◆ Written instruction:
Using the material that follows, identify and copy each line with the string "наручиоца".

= = =

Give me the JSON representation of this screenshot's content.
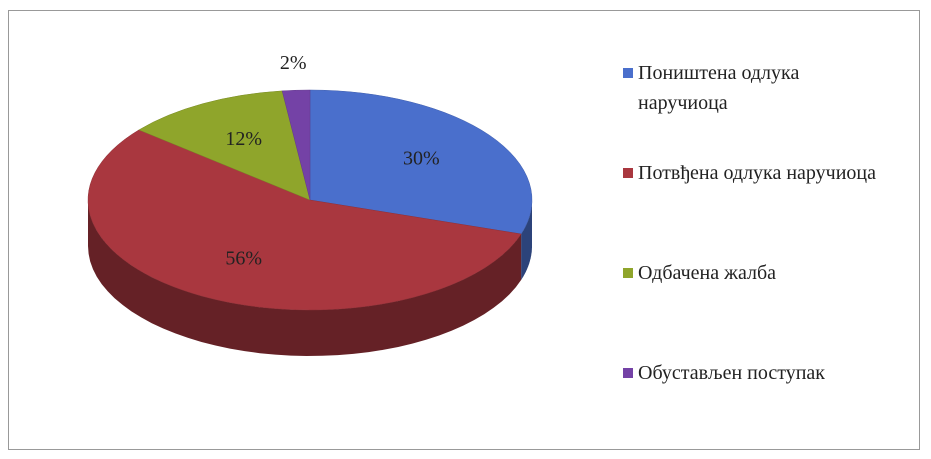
{
  "chart_data": {
    "type": "pie",
    "categories": [
      "Поништена одлука наручиоца",
      "Потвђена одлука наручиоца",
      "Одбачена жалба",
      "Обустављен поступак"
    ],
    "values": [
      30,
      56,
      12,
      2
    ],
    "value_labels": [
      "30%",
      "56%",
      "12%",
      "2%"
    ],
    "colors": [
      "#4a6fcc",
      "#a9373f",
      "#8fa52b",
      "#7442a6"
    ],
    "legend": "right"
  }
}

= = =

◆ The output:
      "Поништена одлука наручиоца",
      "Потвђена одлука наручиоца",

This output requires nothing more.